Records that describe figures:
####################
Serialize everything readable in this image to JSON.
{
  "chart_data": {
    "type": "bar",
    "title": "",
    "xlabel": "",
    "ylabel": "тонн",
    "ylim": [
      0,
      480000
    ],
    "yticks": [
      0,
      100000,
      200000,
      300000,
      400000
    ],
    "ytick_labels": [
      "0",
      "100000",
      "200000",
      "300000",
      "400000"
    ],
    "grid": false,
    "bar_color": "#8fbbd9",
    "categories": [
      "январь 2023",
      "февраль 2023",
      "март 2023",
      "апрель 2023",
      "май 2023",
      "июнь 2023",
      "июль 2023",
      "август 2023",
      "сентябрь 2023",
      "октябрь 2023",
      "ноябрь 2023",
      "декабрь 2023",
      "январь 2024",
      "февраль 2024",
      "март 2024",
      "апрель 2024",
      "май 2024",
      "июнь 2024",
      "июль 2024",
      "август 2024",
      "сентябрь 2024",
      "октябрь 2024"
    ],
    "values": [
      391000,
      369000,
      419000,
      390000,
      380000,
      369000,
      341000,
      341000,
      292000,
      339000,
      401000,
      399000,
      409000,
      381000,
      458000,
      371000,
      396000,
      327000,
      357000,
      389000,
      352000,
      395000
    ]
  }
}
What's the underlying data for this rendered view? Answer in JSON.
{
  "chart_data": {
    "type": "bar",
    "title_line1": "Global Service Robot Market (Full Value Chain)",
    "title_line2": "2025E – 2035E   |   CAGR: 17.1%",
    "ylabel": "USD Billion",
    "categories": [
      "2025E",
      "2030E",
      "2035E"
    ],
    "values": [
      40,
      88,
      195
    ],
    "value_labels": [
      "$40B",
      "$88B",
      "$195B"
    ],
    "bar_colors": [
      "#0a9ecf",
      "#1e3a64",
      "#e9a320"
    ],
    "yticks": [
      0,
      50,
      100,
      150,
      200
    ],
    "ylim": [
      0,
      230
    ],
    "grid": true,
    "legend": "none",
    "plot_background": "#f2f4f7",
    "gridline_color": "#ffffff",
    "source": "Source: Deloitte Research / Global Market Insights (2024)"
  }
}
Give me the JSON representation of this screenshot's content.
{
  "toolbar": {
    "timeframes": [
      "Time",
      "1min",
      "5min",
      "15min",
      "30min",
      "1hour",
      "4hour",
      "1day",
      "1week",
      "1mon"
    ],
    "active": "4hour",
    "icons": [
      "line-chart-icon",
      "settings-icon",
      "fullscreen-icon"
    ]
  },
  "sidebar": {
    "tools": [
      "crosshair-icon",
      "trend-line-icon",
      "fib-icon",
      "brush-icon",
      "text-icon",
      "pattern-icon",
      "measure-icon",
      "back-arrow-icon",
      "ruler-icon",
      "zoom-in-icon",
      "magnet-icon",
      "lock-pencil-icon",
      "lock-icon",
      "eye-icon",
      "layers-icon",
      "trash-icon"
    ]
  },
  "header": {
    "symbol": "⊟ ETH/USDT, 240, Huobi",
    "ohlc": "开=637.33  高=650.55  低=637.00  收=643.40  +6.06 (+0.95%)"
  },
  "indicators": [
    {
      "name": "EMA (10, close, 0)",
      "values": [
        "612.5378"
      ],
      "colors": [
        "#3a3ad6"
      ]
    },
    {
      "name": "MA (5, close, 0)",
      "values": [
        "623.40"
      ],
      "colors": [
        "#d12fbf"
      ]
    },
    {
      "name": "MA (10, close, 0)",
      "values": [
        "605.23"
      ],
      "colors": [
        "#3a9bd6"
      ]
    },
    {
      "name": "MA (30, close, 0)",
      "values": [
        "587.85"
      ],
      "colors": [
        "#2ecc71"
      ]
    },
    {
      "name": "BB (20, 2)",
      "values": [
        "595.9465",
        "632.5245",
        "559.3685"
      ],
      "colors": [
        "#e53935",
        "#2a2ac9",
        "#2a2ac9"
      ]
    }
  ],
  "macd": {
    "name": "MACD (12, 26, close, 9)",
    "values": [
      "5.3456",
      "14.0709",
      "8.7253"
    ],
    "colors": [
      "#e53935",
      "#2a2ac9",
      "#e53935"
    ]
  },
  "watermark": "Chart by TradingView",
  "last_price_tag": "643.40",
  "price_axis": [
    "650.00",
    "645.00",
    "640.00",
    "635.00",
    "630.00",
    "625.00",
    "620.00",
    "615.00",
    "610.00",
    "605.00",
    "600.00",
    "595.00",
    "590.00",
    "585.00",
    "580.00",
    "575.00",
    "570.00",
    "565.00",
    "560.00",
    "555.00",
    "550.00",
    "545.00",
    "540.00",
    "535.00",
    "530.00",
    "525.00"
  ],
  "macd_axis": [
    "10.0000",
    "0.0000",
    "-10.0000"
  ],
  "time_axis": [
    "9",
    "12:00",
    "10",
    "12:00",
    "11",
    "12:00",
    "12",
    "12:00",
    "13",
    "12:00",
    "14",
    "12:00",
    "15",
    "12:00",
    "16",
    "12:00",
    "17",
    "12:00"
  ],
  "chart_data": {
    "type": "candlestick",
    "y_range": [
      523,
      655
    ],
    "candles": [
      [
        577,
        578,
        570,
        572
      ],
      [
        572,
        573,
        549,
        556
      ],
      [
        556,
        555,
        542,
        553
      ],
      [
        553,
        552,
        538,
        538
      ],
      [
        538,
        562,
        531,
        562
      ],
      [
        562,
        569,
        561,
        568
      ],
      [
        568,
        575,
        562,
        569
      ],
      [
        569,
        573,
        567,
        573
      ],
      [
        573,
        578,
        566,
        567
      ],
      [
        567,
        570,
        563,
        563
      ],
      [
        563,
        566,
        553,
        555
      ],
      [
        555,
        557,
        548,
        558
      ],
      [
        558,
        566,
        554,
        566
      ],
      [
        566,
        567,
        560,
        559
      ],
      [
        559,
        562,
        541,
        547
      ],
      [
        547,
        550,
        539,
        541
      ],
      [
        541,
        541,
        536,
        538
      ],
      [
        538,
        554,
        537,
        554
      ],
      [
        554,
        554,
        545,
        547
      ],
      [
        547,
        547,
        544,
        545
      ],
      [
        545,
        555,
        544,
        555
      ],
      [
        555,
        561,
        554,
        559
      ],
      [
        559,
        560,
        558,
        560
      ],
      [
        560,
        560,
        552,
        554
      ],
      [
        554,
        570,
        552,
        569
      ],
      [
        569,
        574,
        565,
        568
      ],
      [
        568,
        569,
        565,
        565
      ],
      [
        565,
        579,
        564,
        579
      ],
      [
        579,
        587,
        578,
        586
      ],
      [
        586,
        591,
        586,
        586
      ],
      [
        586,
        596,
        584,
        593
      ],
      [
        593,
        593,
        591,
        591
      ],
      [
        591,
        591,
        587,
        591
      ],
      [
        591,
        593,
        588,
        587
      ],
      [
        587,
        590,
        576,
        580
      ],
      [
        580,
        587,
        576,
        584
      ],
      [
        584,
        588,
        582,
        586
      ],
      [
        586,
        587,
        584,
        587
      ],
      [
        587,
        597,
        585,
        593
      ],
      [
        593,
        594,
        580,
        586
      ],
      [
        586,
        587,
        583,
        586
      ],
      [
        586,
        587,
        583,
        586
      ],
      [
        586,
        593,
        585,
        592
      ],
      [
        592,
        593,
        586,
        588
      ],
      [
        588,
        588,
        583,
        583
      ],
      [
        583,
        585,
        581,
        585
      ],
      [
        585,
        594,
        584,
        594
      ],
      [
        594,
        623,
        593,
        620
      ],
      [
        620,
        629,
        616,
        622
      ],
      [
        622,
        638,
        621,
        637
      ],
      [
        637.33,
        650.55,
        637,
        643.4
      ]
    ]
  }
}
####################
The exercise: Exact copies of all the records are required.

Task response:
Serialize everything readable in this image to JSON.
{
  "chart_data": {
    "type": "bar",
    "title": "",
    "xlabel": "",
    "ylabel": "тонн",
    "ylim": [
      0,
      480000
    ],
    "yticks": [
      0,
      100000,
      200000,
      300000,
      400000
    ],
    "ytick_labels": [
      "0",
      "100000",
      "200000",
      "300000",
      "400000"
    ],
    "grid": false,
    "bar_color": "#8fbbd9",
    "categories": [
      "январь 2023",
      "февраль 2023",
      "март 2023",
      "апрель 2023",
      "май 2023",
      "июнь 2023",
      "июль 2023",
      "август 2023",
      "сентябрь 2023",
      "октябрь 2023",
      "ноябрь 2023",
      "декабрь 2023",
      "январь 2024",
      "февраль 2024",
      "март 2024",
      "апрель 2024",
      "май 2024",
      "июнь 2024",
      "июль 2024",
      "август 2024",
      "сентябрь 2024",
      "октябрь 2024"
    ],
    "values": [
      391000,
      369000,
      419000,
      390000,
      380000,
      369000,
      341000,
      341000,
      292000,
      339000,
      401000,
      399000,
      409000,
      381000,
      458000,
      371000,
      396000,
      327000,
      357000,
      389000,
      352000,
      395000
    ]
  }
}
What's the underlying data for this rendered view? Answer in JSON.
{
  "chart_data": {
    "type": "bar",
    "title_line1": "Global Service Robot Market (Full Value Chain)",
    "title_line2": "2025E – 2035E   |   CAGR: 17.1%",
    "ylabel": "USD Billion",
    "categories": [
      "2025E",
      "2030E",
      "2035E"
    ],
    "values": [
      40,
      88,
      195
    ],
    "value_labels": [
      "$40B",
      "$88B",
      "$195B"
    ],
    "bar_colors": [
      "#0a9ecf",
      "#1e3a64",
      "#e9a320"
    ],
    "yticks": [
      0,
      50,
      100,
      150,
      200
    ],
    "ylim": [
      0,
      230
    ],
    "grid": true,
    "legend": "none",
    "plot_background": "#f2f4f7",
    "gridline_color": "#ffffff",
    "source": "Source: Deloitte Research / Global Market Insights (2024)"
  }
}
Give me the JSON representation of this screenshot's content.
{
  "toolbar": {
    "timeframes": [
      "Time",
      "1min",
      "5min",
      "15min",
      "30min",
      "1hour",
      "4hour",
      "1day",
      "1week",
      "1mon"
    ],
    "active": "4hour",
    "icons": [
      "line-chart-icon",
      "settings-icon",
      "fullscreen-icon"
    ]
  },
  "sidebar": {
    "tools": [
      "crosshair-icon",
      "trend-line-icon",
      "fib-icon",
      "brush-icon",
      "text-icon",
      "pattern-icon",
      "measure-icon",
      "back-arrow-icon",
      "ruler-icon",
      "zoom-in-icon",
      "magnet-icon",
      "lock-pencil-icon",
      "lock-icon",
      "eye-icon",
      "layers-icon",
      "trash-icon"
    ]
  },
  "header": {
    "symbol": "⊟ ETH/USDT, 240, Huobi",
    "ohlc": "开=637.33  高=650.55  低=637.00  收=643.40  +6.06 (+0.95%)"
  },
  "indicators": [
    {
      "name": "EMA (10, close, 0)",
      "values": [
        "612.5378"
      ],
      "colors": [
        "#3a3ad6"
      ]
    },
    {
      "name": "MA (5, close, 0)",
      "values": [
        "623.40"
      ],
      "colors": [
        "#d12fbf"
      ]
    },
    {
      "name": "MA (10, close, 0)",
      "values": [
        "605.23"
      ],
      "colors": [
        "#3a9bd6"
      ]
    },
    {
      "name": "MA (30, close, 0)",
      "values": [
        "587.85"
      ],
      "colors": [
        "#2ecc71"
      ]
    },
    {
      "name": "BB (20, 2)",
      "values": [
        "595.9465",
        "632.5245",
        "559.3685"
      ],
      "colors": [
        "#e53935",
        "#2a2ac9",
        "#2a2ac9"
      ]
    }
  ],
  "macd": {
    "name": "MACD (12, 26, close, 9)",
    "values": [
      "5.3456",
      "14.0709",
      "8.7253"
    ],
    "colors": [
      "#e53935",
      "#2a2ac9",
      "#e53935"
    ]
  },
  "watermark": "Chart by TradingView",
  "last_price_tag": "643.40",
  "price_axis": [
    "650.00",
    "645.00",
    "640.00",
    "635.00",
    "630.00",
    "625.00",
    "620.00",
    "615.00",
    "610.00",
    "605.00",
    "600.00",
    "595.00",
    "590.00",
    "585.00",
    "580.00",
    "575.00",
    "570.00",
    "565.00",
    "560.00",
    "555.00",
    "550.00",
    "545.00",
    "540.00",
    "535.00",
    "530.00",
    "525.00"
  ],
  "macd_axis": [
    "10.0000",
    "0.0000",
    "-10.0000"
  ],
  "time_axis": [
    "9",
    "12:00",
    "10",
    "12:00",
    "11",
    "12:00",
    "12",
    "12:00",
    "13",
    "12:00",
    "14",
    "12:00",
    "15",
    "12:00",
    "16",
    "12:00",
    "17",
    "12:00"
  ],
  "chart_data": {
    "type": "candlestick",
    "y_range": [
      523,
      655
    ],
    "candles": [
      [
        577,
        578,
        570,
        572
      ],
      [
        572,
        573,
        549,
        556
      ],
      [
        556,
        555,
        542,
        553
      ],
      [
        553,
        552,
        538,
        538
      ],
      [
        538,
        562,
        531,
        562
      ],
      [
        562,
        569,
        561,
        568
      ],
      [
        568,
        575,
        562,
        569
      ],
      [
        569,
        573,
        567,
        573
      ],
      [
        573,
        578,
        566,
        567
      ],
      [
        567,
        570,
        563,
        563
      ],
      [
        563,
        566,
        553,
        555
      ],
      [
        555,
        557,
        548,
        558
      ],
      [
        558,
        566,
        554,
        566
      ],
      [
        566,
        567,
        560,
        559
      ],
      [
        559,
        562,
        541,
        547
      ],
      [
        547,
        550,
        539,
        541
      ],
      [
        541,
        541,
        536,
        538
      ],
      [
        538,
        554,
        537,
        554
      ],
      [
        554,
        554,
        545,
        547
      ],
      [
        547,
        547,
        544,
        545
      ],
      [
        545,
        555,
        544,
        555
      ],
      [
        555,
        561,
        554,
        559
      ],
      [
        559,
        560,
        558,
        560
      ],
      [
        560,
        560,
        552,
        554
      ],
      [
        554,
        570,
        552,
        569
      ],
      [
        569,
        574,
        565,
        568
      ],
      [
        568,
        569,
        565,
        565
      ],
      [
        565,
        579,
        564,
        579
      ],
      [
        579,
        587,
        578,
        586
      ],
      [
        586,
        591,
        586,
        586
      ],
      [
        586,
        596,
        584,
        593
      ],
      [
        593,
        593,
        591,
        591
      ],
      [
        591,
        591,
        587,
        591
      ],
      [
        591,
        593,
        588,
        587
      ],
      [
        587,
        590,
        576,
        580
      ],
      [
        580,
        587,
        576,
        584
      ],
      [
        584,
        588,
        582,
        586
      ],
      [
        586,
        587,
        584,
        587
      ],
      [
        587,
        597,
        585,
        593
      ],
      [
        593,
        594,
        580,
        586
      ],
      [
        586,
        587,
        583,
        586
      ],
      [
        586,
        587,
        583,
        586
      ],
      [
        586,
        593,
        585,
        592
      ],
      [
        592,
        593,
        586,
        588
      ],
      [
        588,
        588,
        583,
        583
      ],
      [
        583,
        585,
        581,
        585
      ],
      [
        585,
        594,
        584,
        594
      ],
      [
        594,
        623,
        593,
        620
      ],
      [
        620,
        629,
        616,
        622
      ],
      [
        622,
        638,
        621,
        637
      ],
      [
        637.33,
        650.55,
        637,
        643.4
      ]
    ]
  }
}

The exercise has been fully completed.